• [Aim of the task] Could you copy out every line of the data below without changing a single character?
===== Given data =====
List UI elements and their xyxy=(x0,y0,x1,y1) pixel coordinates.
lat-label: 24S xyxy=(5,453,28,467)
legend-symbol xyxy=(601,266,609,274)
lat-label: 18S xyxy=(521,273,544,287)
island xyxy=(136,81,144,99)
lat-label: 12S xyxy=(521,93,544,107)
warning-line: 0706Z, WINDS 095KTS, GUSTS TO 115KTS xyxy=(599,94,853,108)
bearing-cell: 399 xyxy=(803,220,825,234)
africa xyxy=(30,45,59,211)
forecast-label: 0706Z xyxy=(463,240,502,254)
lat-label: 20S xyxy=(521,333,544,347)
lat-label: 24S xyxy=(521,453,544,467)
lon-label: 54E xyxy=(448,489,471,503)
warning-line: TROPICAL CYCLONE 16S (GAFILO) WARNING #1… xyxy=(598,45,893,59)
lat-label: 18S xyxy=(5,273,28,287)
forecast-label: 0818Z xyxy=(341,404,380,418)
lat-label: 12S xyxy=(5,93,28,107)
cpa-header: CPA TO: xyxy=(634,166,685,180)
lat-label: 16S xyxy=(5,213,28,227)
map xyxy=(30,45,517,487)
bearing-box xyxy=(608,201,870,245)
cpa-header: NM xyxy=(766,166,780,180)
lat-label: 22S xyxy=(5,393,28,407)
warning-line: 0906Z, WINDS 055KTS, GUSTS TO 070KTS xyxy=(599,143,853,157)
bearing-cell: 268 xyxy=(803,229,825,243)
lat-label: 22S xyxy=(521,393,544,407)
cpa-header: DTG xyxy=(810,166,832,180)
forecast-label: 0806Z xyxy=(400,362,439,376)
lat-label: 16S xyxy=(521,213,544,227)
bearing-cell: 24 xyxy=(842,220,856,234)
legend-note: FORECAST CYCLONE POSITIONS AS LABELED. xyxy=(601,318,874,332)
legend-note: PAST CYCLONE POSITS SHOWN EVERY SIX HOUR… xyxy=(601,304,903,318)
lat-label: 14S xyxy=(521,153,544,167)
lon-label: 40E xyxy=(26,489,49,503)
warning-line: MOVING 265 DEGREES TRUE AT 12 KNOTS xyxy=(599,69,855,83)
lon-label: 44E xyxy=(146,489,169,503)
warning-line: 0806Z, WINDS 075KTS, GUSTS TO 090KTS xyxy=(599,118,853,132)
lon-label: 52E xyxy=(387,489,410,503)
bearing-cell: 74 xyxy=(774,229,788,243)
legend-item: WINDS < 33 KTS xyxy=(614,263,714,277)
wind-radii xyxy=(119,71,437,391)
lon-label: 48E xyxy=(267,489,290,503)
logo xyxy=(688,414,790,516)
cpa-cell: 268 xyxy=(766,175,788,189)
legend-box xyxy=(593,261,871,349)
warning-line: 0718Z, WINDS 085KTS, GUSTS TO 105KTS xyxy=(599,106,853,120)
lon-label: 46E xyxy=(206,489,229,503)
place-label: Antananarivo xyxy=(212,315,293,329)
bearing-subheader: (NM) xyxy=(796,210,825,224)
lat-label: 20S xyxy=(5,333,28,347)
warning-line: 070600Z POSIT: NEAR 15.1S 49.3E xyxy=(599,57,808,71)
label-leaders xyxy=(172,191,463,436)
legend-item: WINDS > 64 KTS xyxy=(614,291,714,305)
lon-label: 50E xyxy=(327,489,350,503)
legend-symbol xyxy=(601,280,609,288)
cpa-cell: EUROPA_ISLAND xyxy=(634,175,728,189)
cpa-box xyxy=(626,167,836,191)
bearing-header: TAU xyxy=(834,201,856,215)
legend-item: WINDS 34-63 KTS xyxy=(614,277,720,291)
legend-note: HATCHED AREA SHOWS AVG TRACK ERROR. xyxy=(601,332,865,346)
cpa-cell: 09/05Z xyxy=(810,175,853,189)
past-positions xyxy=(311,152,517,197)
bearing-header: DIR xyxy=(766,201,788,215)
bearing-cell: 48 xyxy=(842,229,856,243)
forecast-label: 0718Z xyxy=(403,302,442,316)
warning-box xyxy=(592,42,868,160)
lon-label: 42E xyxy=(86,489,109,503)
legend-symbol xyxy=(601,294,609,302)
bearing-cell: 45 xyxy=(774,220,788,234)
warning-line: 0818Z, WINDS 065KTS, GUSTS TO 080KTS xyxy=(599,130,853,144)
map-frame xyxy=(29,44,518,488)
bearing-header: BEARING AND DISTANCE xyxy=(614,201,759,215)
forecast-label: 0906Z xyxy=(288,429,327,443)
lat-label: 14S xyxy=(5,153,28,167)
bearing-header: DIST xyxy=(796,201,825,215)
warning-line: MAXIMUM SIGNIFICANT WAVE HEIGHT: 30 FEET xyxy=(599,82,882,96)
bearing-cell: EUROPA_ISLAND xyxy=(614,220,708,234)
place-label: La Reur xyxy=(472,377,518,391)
=====
• [Response for this exercise]
List UI elements and their xyxy=(x0,y0,x1,y1) pixel coordinates.
lat-label: 24S xyxy=(5,453,28,467)
legend-symbol xyxy=(601,266,609,274)
lat-label: 18S xyxy=(521,273,544,287)
island xyxy=(136,81,144,99)
lat-label: 12S xyxy=(521,93,544,107)
warning-line: 0706Z, WINDS 095KTS, GUSTS TO 115KTS xyxy=(599,94,853,108)
bearing-cell: 399 xyxy=(803,220,825,234)
africa xyxy=(30,45,59,211)
forecast-label: 0706Z xyxy=(463,240,502,254)
lat-label: 20S xyxy=(521,333,544,347)
lat-label: 24S xyxy=(521,453,544,467)
lon-label: 54E xyxy=(448,489,471,503)
warning-line: TROPICAL CYCLONE 16S (GAFILO) WARNING #1… xyxy=(598,45,893,59)
lat-label: 18S xyxy=(5,273,28,287)
forecast-label: 0818Z xyxy=(341,404,380,418)
lat-label: 12S xyxy=(5,93,28,107)
cpa-header: CPA TO: xyxy=(634,166,685,180)
lat-label: 16S xyxy=(5,213,28,227)
map xyxy=(30,45,517,487)
bearing-box xyxy=(608,201,870,245)
cpa-header: NM xyxy=(766,166,780,180)
lat-label: 22S xyxy=(5,393,28,407)
warning-line: 0906Z, WINDS 055KTS, GUSTS TO 070KTS xyxy=(599,143,853,157)
bearing-cell: 268 xyxy=(803,229,825,243)
lat-label: 22S xyxy=(521,393,544,407)
cpa-header: DTG xyxy=(810,166,832,180)
forecast-label: 0806Z xyxy=(400,362,439,376)
lat-label: 16S xyxy=(521,213,544,227)
bearing-cell: 24 xyxy=(842,220,856,234)
legend-note: FORECAST CYCLONE POSITIONS AS LABELED. xyxy=(601,318,874,332)
legend-note: PAST CYCLONE POSITS SHOWN EVERY SIX HOUR… xyxy=(601,304,903,318)
lat-label: 14S xyxy=(521,153,544,167)
lon-label: 40E xyxy=(26,489,49,503)
warning-line: MOVING 265 DEGREES TRUE AT 12 KNOTS xyxy=(599,69,855,83)
lon-label: 44E xyxy=(146,489,169,503)
warning-line: 0806Z, WINDS 075KTS, GUSTS TO 090KTS xyxy=(599,118,853,132)
lon-label: 52E xyxy=(387,489,410,503)
bearing-cell: 74 xyxy=(774,229,788,243)
legend-item: WINDS < 33 KTS xyxy=(614,263,714,277)
wind-radii xyxy=(119,71,437,391)
lon-label: 48E xyxy=(267,489,290,503)
logo xyxy=(688,414,790,516)
cpa-cell: 268 xyxy=(766,175,788,189)
legend-box xyxy=(593,261,871,349)
warning-line: 0718Z, WINDS 085KTS, GUSTS TO 105KTS xyxy=(599,106,853,120)
lon-label: 46E xyxy=(206,489,229,503)
place-label: Antananarivo xyxy=(212,315,293,329)
bearing-subheader: (NM) xyxy=(796,210,825,224)
lat-label: 20S xyxy=(5,333,28,347)
warning-line: 070600Z POSIT: NEAR 15.1S 49.3E xyxy=(599,57,808,71)
label-leaders xyxy=(172,191,463,436)
legend-item: WINDS > 64 KTS xyxy=(614,291,714,305)
lon-label: 50E xyxy=(327,489,350,503)
legend-symbol xyxy=(601,280,609,288)
cpa-cell: EUROPA_ISLAND xyxy=(634,175,728,189)
cpa-box xyxy=(626,167,836,191)
bearing-header: TAU xyxy=(834,201,856,215)
legend-item: WINDS 34-63 KTS xyxy=(614,277,720,291)
legend-note: HATCHED AREA SHOWS AVG TRACK ERROR. xyxy=(601,332,865,346)
cpa-cell: 09/05Z xyxy=(810,175,853,189)
past-positions xyxy=(311,152,517,197)
bearing-header: DIR xyxy=(766,201,788,215)
bearing-cell: 48 xyxy=(842,229,856,243)
forecast-label: 0718Z xyxy=(403,302,442,316)
warning-box xyxy=(592,42,868,160)
lon-label: 42E xyxy=(86,489,109,503)
legend-symbol xyxy=(601,294,609,302)
bearing-cell: 45 xyxy=(774,220,788,234)
warning-line: 0818Z, WINDS 065KTS, GUSTS TO 080KTS xyxy=(599,130,853,144)
map-frame xyxy=(29,44,518,488)
bearing-header: BEARING AND DISTANCE xyxy=(614,201,759,215)
forecast-label: 0906Z xyxy=(288,429,327,443)
lat-label: 14S xyxy=(5,153,28,167)
bearing-header: DIST xyxy=(796,201,825,215)
warning-line: MAXIMUM SIGNIFICANT WAVE HEIGHT: 30 FEET xyxy=(599,82,882,96)
bearing-cell: EUROPA_ISLAND xyxy=(614,220,708,234)
place-label: La Reur xyxy=(472,377,518,391)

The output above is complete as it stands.